Output the material beneath this task exactly, images excluded.

########

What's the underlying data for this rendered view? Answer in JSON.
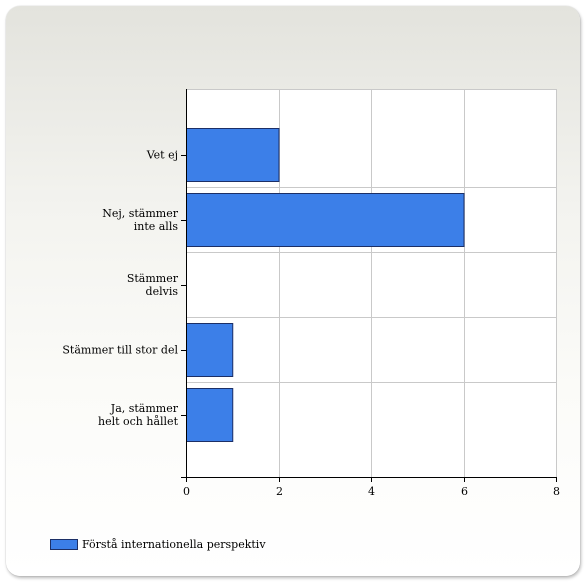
{
  "chart_data": {
    "type": "bar",
    "orientation": "horizontal",
    "categories": [
      "Vet ej",
      "Nej, stämmer inte alls",
      "Stämmer delvis",
      "Stämmer till stor del",
      "Ja, stämmer helt och hållet"
    ],
    "category_lines": [
      [
        "Vet ej"
      ],
      [
        "Nej, stämmer",
        "inte alls"
      ],
      [
        "Stämmer",
        "delvis"
      ],
      [
        "Stämmer till stor del"
      ],
      [
        "Ja, stämmer",
        "helt och hållet"
      ]
    ],
    "series": [
      {
        "name": "Förstå internationella perspektiv",
        "values": [
          2,
          6,
          0,
          1,
          1
        ],
        "color": "#3c7fe8",
        "border": "#1c2f66"
      }
    ],
    "xlim": [
      0,
      8
    ],
    "xticks": [
      "0",
      "2",
      "4",
      "6",
      "8"
    ],
    "grid": true,
    "grid_color": "#c9c9c9",
    "legend_position": "bottom-left",
    "title": "",
    "xlabel": "",
    "ylabel": ""
  }
}
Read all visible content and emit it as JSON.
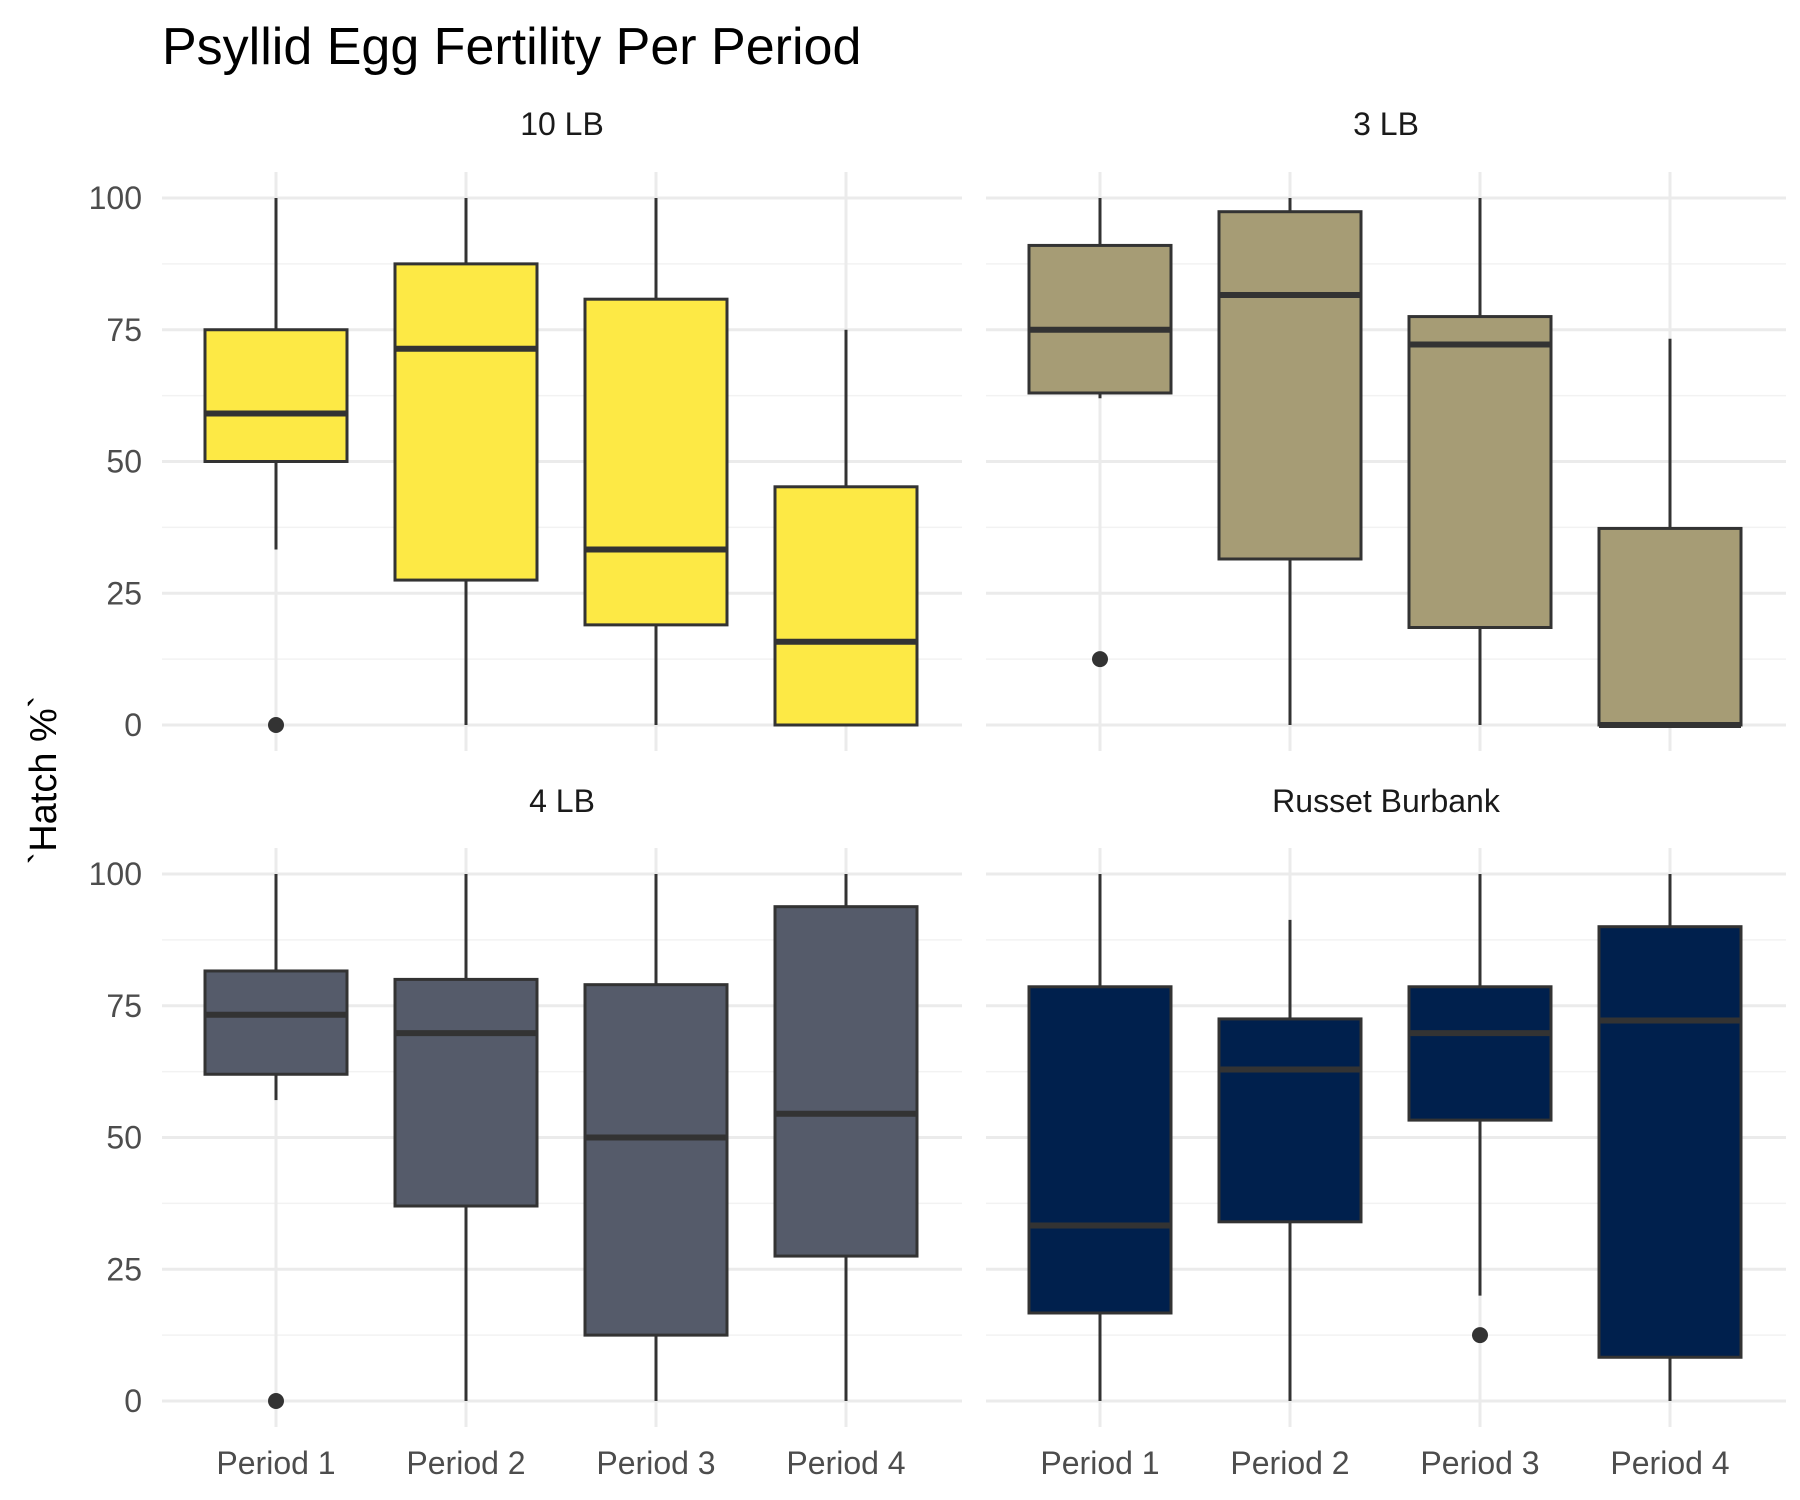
{
  "chart_data": {
    "type": "boxplot",
    "title": "Psyllid Egg Fertility Per Period",
    "ylabel": "`Hatch %`",
    "xlabel": "",
    "ylim": [
      0,
      100
    ],
    "yticks": [
      0,
      25,
      50,
      75,
      100
    ],
    "grid": true,
    "legend": "none",
    "categories": [
      "Period 1",
      "Period 2",
      "Period 3",
      "Period 4"
    ],
    "facets": [
      {
        "name": "10 LB",
        "color": "#FDE945",
        "boxes": [
          {
            "category": "Period 1",
            "lower_whisker": 33.3,
            "q1": 50,
            "median": 59.1,
            "q3": 75,
            "upper_whisker": 100,
            "outliers": [
              0
            ]
          },
          {
            "category": "Period 2",
            "lower_whisker": 0,
            "q1": 27.5,
            "median": 71.4,
            "q3": 87.5,
            "upper_whisker": 100,
            "outliers": []
          },
          {
            "category": "Period 3",
            "lower_whisker": 0,
            "q1": 19,
            "median": 33.3,
            "q3": 80.8,
            "upper_whisker": 100,
            "outliers": []
          },
          {
            "category": "Period 4",
            "lower_whisker": 0,
            "q1": 0,
            "median": 15.8,
            "q3": 45.2,
            "upper_whisker": 75,
            "outliers": []
          }
        ]
      },
      {
        "name": "3 LB",
        "color": "#A69C75",
        "boxes": [
          {
            "category": "Period 1",
            "lower_whisker": 62,
            "q1": 63,
            "median": 75,
            "q3": 91,
            "upper_whisker": 100,
            "outliers": [
              12.5
            ]
          },
          {
            "category": "Period 2",
            "lower_whisker": 0,
            "q1": 31.5,
            "median": 81.6,
            "q3": 97.4,
            "upper_whisker": 100,
            "outliers": []
          },
          {
            "category": "Period 3",
            "lower_whisker": 0,
            "q1": 18.5,
            "median": 72.2,
            "q3": 77.5,
            "upper_whisker": 100,
            "outliers": []
          },
          {
            "category": "Period 4",
            "lower_whisker": 0,
            "q1": 0,
            "median": 0,
            "q3": 37.3,
            "upper_whisker": 73.3,
            "outliers": []
          }
        ]
      },
      {
        "name": "4 LB",
        "color": "#555B6A",
        "boxes": [
          {
            "category": "Period 1",
            "lower_whisker": 57.1,
            "q1": 62,
            "median": 73.3,
            "q3": 81.6,
            "upper_whisker": 100,
            "outliers": [
              0
            ]
          },
          {
            "category": "Period 2",
            "lower_whisker": 0,
            "q1": 37,
            "median": 69.8,
            "q3": 80,
            "upper_whisker": 100,
            "outliers": []
          },
          {
            "category": "Period 3",
            "lower_whisker": 0,
            "q1": 12.5,
            "median": 50,
            "q3": 79,
            "upper_whisker": 100,
            "outliers": []
          },
          {
            "category": "Period 4",
            "lower_whisker": 0,
            "q1": 27.5,
            "median": 54.5,
            "q3": 93.8,
            "upper_whisker": 100,
            "outliers": []
          }
        ]
      },
      {
        "name": "Russet Burbank",
        "color": "#00204D",
        "boxes": [
          {
            "category": "Period 1",
            "lower_whisker": 0,
            "q1": 16.7,
            "median": 33.3,
            "q3": 78.6,
            "upper_whisker": 100,
            "outliers": []
          },
          {
            "category": "Period 2",
            "lower_whisker": 0,
            "q1": 34,
            "median": 62.9,
            "q3": 72.5,
            "upper_whisker": 91.3,
            "outliers": []
          },
          {
            "category": "Period 3",
            "lower_whisker": 20,
            "q1": 53.3,
            "median": 69.8,
            "q3": 78.6,
            "upper_whisker": 100,
            "outliers": [
              12.5
            ]
          },
          {
            "category": "Period 4",
            "lower_whisker": 0,
            "q1": 8.3,
            "median": 72.2,
            "q3": 90,
            "upper_whisker": 100,
            "outliers": []
          }
        ]
      }
    ]
  }
}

########

(Answer to this exercise)
What's the underlying data for this rendered view? Answer in JSON.
{
  "chart_data": {
    "type": "bar",
    "orientation": "horizontal",
    "categories": [
      "Vet ej",
      "Nej, stämmer inte alls",
      "Stämmer delvis",
      "Stämmer till stor del",
      "Ja, stämmer helt och hållet"
    ],
    "category_lines": [
      [
        "Vet ej"
      ],
      [
        "Nej, stämmer",
        "inte alls"
      ],
      [
        "Stämmer",
        "delvis"
      ],
      [
        "Stämmer till stor del"
      ],
      [
        "Ja, stämmer",
        "helt och hållet"
      ]
    ],
    "series": [
      {
        "name": "Förstå internationella perspektiv",
        "values": [
          2,
          6,
          0,
          1,
          1
        ],
        "color": "#3c7fe8",
        "border": "#1c2f66"
      }
    ],
    "xlim": [
      0,
      8
    ],
    "xticks": [
      "0",
      "2",
      "4",
      "6",
      "8"
    ],
    "grid": true,
    "grid_color": "#c9c9c9",
    "legend_position": "bottom-left",
    "title": "",
    "xlabel": "",
    "ylabel": ""
  }
}
Read all visible content and emit it as JSON.
{
  "chart_data": {
    "type": "boxplot",
    "title": "Psyllid Egg Fertility Per Period",
    "ylabel": "`Hatch %`",
    "xlabel": "",
    "ylim": [
      0,
      100
    ],
    "yticks": [
      0,
      25,
      50,
      75,
      100
    ],
    "grid": true,
    "legend": "none",
    "categories": [
      "Period 1",
      "Period 2",
      "Period 3",
      "Period 4"
    ],
    "facets": [
      {
        "name": "10 LB",
        "color": "#FDE945",
        "boxes": [
          {
            "category": "Period 1",
            "lower_whisker": 33.3,
            "q1": 50,
            "median": 59.1,
            "q3": 75,
            "upper_whisker": 100,
            "outliers": [
              0
            ]
          },
          {
            "category": "Period 2",
            "lower_whisker": 0,
            "q1": 27.5,
            "median": 71.4,
            "q3": 87.5,
            "upper_whisker": 100,
            "outliers": []
          },
          {
            "category": "Period 3",
            "lower_whisker": 0,
            "q1": 19,
            "median": 33.3,
            "q3": 80.8,
            "upper_whisker": 100,
            "outliers": []
          },
          {
            "category": "Period 4",
            "lower_whisker": 0,
            "q1": 0,
            "median": 15.8,
            "q3": 45.2,
            "upper_whisker": 75,
            "outliers": []
          }
        ]
      },
      {
        "name": "3 LB",
        "color": "#A69C75",
        "boxes": [
          {
            "category": "Period 1",
            "lower_whisker": 62,
            "q1": 63,
            "median": 75,
            "q3": 91,
            "upper_whisker": 100,
            "outliers": [
              12.5
            ]
          },
          {
            "category": "Period 2",
            "lower_whisker": 0,
            "q1": 31.5,
            "median": 81.6,
            "q3": 97.4,
            "upper_whisker": 100,
            "outliers": []
          },
          {
            "category": "Period 3",
            "lower_whisker": 0,
            "q1": 18.5,
            "median": 72.2,
            "q3": 77.5,
            "upper_whisker": 100,
            "outliers": []
          },
          {
            "category": "Period 4",
            "lower_whisker": 0,
            "q1": 0,
            "median": 0,
            "q3": 37.3,
            "upper_whisker": 73.3,
            "outliers": []
          }
        ]
      },
      {
        "name": "4 LB",
        "color": "#555B6A",
        "boxes": [
          {
            "category": "Period 1",
            "lower_whisker": 57.1,
            "q1": 62,
            "median": 73.3,
            "q3": 81.6,
            "upper_whisker": 100,
            "outliers": [
              0
            ]
          },
          {
            "category": "Period 2",
            "lower_whisker": 0,
            "q1": 37,
            "median": 69.8,
            "q3": 80,
            "upper_whisker": 100,
            "outliers": []
          },
          {
            "category": "Period 3",
            "lower_whisker": 0,
            "q1": 12.5,
            "median": 50,
            "q3": 79,
            "upper_whisker": 100,
            "outliers": []
          },
          {
            "category": "Period 4",
            "lower_whisker": 0,
            "q1": 27.5,
            "median": 54.5,
            "q3": 93.8,
            "upper_whisker": 100,
            "outliers": []
          }
        ]
      },
      {
        "name": "Russet Burbank",
        "color": "#00204D",
        "boxes": [
          {
            "category": "Period 1",
            "lower_whisker": 0,
            "q1": 16.7,
            "median": 33.3,
            "q3": 78.6,
            "upper_whisker": 100,
            "outliers": []
          },
          {
            "category": "Period 2",
            "lower_whisker": 0,
            "q1": 34,
            "median": 62.9,
            "q3": 72.5,
            "upper_whisker": 91.3,
            "outliers": []
          },
          {
            "category": "Period 3",
            "lower_whisker": 20,
            "q1": 53.3,
            "median": 69.8,
            "q3": 78.6,
            "upper_whisker": 100,
            "outliers": [
              12.5
            ]
          },
          {
            "category": "Period 4",
            "lower_whisker": 0,
            "q1": 8.3,
            "median": 72.2,
            "q3": 90,
            "upper_whisker": 100,
            "outliers": []
          }
        ]
      }
    ]
  }
}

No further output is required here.